**INSTRUCTIONS TO FOLLOW:** Collect from the data below each line with "annotation".

**Entries from a dataset:**
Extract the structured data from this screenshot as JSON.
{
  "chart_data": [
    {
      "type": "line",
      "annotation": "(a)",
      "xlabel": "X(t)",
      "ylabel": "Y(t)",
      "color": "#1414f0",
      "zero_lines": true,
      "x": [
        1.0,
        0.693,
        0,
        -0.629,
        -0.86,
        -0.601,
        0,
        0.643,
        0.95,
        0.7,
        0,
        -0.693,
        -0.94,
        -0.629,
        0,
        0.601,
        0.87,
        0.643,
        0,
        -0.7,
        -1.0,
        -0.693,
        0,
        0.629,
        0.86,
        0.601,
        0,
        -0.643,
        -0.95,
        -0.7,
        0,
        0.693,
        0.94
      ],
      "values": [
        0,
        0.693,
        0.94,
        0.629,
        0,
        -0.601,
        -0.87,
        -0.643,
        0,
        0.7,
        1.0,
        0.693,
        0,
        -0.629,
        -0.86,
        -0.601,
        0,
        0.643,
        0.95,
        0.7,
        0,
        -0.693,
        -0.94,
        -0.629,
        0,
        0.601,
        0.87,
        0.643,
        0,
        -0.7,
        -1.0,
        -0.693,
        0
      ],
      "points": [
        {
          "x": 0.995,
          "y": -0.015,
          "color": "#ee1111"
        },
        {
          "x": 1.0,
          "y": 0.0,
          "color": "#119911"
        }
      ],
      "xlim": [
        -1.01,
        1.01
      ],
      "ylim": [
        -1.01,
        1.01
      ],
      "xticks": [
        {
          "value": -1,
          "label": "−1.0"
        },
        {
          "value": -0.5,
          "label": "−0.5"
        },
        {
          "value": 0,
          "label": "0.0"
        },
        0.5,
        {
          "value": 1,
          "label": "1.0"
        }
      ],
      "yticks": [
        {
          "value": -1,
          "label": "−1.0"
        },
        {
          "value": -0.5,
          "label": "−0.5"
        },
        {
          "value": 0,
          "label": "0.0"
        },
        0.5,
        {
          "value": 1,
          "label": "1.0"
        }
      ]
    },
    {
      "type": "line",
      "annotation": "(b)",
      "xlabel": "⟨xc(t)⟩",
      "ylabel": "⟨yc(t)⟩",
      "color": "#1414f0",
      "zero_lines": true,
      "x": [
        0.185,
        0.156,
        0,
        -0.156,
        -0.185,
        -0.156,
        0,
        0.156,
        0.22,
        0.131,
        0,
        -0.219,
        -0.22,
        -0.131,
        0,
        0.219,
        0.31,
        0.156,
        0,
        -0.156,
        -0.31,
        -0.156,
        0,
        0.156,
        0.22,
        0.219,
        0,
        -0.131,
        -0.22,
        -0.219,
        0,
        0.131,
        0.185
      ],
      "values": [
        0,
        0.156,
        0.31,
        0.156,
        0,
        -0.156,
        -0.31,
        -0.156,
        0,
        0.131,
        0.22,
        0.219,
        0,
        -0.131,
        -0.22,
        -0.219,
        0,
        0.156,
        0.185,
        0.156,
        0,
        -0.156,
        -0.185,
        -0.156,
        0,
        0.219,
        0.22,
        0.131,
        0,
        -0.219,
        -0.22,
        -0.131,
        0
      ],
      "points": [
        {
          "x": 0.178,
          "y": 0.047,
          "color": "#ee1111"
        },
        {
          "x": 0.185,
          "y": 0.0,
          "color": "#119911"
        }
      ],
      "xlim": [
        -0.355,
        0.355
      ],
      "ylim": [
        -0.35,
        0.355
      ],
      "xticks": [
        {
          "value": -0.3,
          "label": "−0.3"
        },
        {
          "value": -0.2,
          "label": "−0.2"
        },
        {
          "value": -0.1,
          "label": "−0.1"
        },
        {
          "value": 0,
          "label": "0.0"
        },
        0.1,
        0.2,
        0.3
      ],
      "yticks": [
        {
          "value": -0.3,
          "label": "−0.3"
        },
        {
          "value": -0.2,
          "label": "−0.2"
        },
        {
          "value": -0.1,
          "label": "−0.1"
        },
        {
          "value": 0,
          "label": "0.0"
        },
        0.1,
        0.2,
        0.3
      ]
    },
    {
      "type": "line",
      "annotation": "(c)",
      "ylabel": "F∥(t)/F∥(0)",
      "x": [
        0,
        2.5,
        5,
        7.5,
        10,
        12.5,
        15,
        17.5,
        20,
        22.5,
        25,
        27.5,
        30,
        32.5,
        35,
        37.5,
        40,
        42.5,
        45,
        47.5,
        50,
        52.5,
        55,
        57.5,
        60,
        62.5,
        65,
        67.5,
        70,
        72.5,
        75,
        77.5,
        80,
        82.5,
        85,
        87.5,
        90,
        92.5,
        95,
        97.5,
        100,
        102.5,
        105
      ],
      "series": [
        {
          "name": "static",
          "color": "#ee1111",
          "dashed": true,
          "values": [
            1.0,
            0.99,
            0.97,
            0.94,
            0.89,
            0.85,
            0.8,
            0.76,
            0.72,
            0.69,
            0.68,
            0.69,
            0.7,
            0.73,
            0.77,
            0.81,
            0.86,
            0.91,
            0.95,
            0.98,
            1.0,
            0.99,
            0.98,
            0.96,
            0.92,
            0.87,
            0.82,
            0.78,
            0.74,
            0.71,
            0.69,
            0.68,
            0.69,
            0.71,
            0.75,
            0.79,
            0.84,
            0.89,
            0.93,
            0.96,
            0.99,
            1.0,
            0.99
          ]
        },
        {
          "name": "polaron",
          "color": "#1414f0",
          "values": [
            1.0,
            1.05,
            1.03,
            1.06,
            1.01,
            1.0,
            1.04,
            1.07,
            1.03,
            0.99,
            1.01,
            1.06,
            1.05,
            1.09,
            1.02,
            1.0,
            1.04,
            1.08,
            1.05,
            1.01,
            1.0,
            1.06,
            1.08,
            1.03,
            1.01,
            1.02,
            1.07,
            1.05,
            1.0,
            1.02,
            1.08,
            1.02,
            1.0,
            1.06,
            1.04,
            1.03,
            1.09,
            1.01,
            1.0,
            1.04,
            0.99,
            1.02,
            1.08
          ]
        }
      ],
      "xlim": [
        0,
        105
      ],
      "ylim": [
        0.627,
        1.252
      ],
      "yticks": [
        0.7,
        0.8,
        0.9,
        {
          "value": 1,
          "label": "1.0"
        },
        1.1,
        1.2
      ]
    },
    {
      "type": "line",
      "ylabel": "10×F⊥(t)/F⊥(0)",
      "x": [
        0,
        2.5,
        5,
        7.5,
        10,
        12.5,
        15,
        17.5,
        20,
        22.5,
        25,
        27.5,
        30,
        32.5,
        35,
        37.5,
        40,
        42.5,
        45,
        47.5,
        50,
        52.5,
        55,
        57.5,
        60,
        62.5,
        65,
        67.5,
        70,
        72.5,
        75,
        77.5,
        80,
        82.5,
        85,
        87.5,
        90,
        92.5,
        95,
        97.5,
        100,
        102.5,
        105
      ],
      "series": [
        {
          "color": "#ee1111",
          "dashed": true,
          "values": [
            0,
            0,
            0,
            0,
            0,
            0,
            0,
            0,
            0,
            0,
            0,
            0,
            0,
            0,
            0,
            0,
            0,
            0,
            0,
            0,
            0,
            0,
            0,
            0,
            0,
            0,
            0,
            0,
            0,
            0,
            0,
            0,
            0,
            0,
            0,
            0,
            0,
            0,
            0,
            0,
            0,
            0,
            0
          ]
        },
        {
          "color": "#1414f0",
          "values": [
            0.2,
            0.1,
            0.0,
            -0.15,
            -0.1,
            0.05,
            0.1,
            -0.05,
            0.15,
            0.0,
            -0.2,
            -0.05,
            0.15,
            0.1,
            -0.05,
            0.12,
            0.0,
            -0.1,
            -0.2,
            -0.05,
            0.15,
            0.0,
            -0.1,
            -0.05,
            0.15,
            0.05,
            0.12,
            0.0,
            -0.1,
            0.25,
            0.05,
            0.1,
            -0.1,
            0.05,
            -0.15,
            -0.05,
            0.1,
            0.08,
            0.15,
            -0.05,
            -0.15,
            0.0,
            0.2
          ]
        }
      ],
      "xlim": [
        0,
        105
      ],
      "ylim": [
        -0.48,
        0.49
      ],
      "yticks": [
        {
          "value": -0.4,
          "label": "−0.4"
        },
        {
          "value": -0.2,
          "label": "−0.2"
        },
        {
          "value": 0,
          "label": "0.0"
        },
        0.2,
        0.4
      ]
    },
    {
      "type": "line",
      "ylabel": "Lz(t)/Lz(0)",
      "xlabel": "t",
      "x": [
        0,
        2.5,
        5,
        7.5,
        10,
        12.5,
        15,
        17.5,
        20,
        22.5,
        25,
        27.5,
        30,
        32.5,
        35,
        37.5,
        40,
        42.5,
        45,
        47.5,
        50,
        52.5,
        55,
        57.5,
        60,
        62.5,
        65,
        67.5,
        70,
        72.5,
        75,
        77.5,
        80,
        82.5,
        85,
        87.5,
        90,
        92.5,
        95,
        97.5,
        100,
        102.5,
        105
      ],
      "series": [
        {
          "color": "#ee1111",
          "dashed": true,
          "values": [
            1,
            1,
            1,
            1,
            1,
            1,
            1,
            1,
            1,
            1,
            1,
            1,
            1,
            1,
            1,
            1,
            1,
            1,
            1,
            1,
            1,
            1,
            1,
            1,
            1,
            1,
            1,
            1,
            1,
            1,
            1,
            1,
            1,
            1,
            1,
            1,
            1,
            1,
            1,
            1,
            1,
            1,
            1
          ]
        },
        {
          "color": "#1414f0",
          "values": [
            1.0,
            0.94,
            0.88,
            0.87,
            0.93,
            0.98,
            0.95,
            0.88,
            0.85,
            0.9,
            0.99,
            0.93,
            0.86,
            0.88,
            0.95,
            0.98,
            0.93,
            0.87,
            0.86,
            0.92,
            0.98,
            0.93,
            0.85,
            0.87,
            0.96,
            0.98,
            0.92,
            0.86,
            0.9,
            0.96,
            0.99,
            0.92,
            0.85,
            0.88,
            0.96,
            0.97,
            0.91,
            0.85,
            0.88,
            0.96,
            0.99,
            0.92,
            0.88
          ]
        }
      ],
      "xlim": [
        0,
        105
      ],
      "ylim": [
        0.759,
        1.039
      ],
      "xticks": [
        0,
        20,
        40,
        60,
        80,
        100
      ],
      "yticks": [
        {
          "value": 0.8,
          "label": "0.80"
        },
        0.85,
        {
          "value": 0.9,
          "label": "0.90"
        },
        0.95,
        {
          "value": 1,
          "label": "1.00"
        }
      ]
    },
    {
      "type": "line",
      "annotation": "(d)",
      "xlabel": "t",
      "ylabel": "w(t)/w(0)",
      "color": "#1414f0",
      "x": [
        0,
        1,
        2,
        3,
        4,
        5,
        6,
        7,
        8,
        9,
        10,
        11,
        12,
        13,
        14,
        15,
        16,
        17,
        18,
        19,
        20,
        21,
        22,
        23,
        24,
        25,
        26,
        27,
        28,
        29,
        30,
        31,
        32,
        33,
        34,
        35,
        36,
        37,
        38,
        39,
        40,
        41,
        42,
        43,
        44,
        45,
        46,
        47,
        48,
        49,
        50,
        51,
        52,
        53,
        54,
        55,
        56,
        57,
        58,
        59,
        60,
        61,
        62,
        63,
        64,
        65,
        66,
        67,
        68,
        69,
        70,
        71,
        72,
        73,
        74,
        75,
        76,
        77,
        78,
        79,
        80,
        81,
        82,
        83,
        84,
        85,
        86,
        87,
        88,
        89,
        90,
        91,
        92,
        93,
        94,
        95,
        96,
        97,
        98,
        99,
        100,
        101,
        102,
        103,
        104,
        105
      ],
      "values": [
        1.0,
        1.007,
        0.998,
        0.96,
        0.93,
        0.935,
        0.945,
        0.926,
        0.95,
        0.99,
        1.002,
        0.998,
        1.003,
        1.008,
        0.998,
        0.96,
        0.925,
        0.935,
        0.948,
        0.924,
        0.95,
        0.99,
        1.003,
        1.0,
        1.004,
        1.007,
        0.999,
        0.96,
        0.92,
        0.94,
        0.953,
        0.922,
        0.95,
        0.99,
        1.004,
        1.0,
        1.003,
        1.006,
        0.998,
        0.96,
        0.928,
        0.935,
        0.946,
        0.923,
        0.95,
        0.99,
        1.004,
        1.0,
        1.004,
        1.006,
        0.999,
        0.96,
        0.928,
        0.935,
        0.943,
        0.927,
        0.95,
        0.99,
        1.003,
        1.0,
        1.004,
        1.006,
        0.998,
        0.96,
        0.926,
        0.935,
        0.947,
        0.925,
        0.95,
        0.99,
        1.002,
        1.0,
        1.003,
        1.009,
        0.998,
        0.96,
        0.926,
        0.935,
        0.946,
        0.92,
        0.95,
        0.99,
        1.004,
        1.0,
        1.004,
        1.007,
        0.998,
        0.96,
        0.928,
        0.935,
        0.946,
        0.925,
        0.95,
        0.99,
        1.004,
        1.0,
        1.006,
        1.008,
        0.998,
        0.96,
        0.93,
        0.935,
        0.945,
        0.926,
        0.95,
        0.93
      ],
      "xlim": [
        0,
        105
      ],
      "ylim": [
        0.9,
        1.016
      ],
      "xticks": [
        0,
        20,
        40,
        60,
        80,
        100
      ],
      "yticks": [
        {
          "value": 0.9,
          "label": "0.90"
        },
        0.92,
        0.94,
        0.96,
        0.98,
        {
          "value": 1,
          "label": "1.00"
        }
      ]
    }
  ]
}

**EXERCISE ANSWER:**
      "annotation": "(a)",
      "annotation": "(b)",
      "annotation": "(c)",
      "annotation": "(d)",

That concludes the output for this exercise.